→ WHAT YOU NEED TO DO
Search the records for "icon". Copy every line where it appears.

-- Start SUPPLIED DATA --

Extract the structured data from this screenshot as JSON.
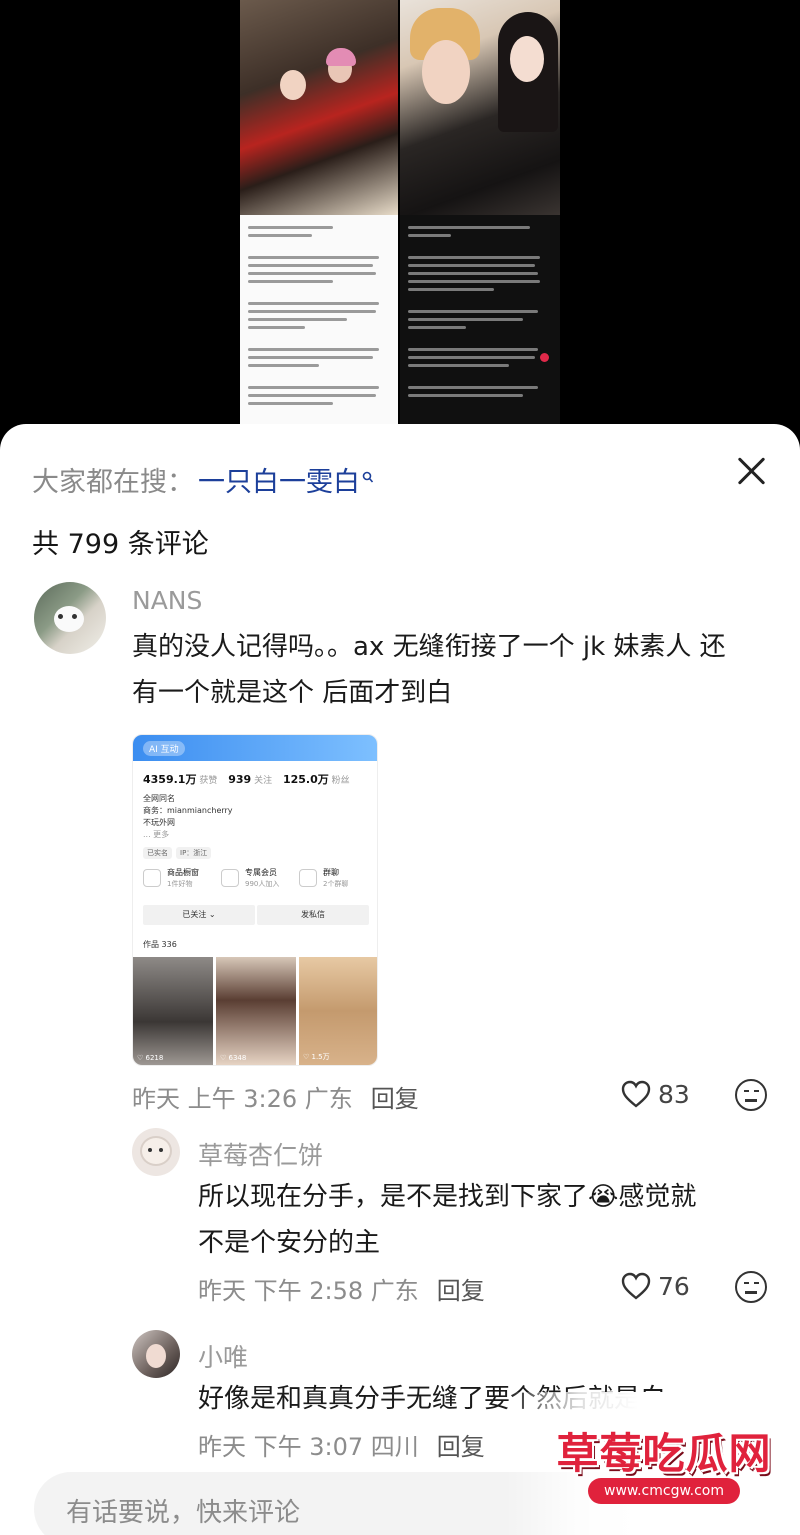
{
  "header": {
    "search_prefix": "大家都在搜：",
    "search_term": "一只白一雯白",
    "search_term_icon": "search-icon",
    "close_icon": "close-icon"
  },
  "comment_count_label": "共 799 条评论",
  "comments": [
    {
      "username": "NANS",
      "text_line1": "真的没人记得吗。。ax 无缝衔接了一个 jk 妹素人 还",
      "text_line2": "有一个就是这个 后面才到白",
      "time": "昨天 上午 3:26 广东",
      "reply_label": "回复",
      "likes": "83",
      "embedded_profile": {
        "badge": "AI 互动",
        "likes_num": "4359.1万",
        "likes_label": "获赞",
        "following_num": "939",
        "following_label": "关注",
        "followers_num": "125.0万",
        "followers_label": "粉丝",
        "line1": "全网同名",
        "line2": "商务：mianmiancherry",
        "line3": "不玩外网",
        "line4": "... 更多",
        "tag1": "已实名",
        "tag2": "IP：浙江",
        "feat1_title": "商品橱窗",
        "feat1_sub": "1件好物",
        "feat2_title": "专属会员",
        "feat2_sub": "990人加入",
        "feat3_title": "群聊",
        "feat3_sub": "2个群聊",
        "follow_btn": "已关注 ⌄",
        "message_btn": "发私信",
        "works_label": "作品 336",
        "thumb1_count": "♡ 6218",
        "thumb2_count": "♡ 6348",
        "thumb3_count": "♡ 1.5万"
      }
    },
    {
      "username": "草莓杏仁饼",
      "text_line1": "所以现在分手，是不是找到下家了😭感觉就",
      "text_line2": "不是个安分的主",
      "time": "昨天 下午 2:58 广东",
      "reply_label": "回复",
      "likes": "76"
    },
    {
      "username": "小唯",
      "text_line1": "好像是和真真分手无缝了要个然后就是白",
      "time": "昨天 下午 3:07 四川",
      "reply_label": "回复"
    }
  ],
  "input": {
    "placeholder": "有话要说，快来评论"
  },
  "watermark": {
    "title": "草莓吃瓜网",
    "url": "www.cmcgw.com"
  },
  "colors": {
    "search_term": "#1c3f9a",
    "watermark": "#e0223c"
  }
}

-- End SUPPLIED DATA --

→ WORKED SOLUTION
    "search_term_icon": "search-icon",
    "close_icon": "close-icon"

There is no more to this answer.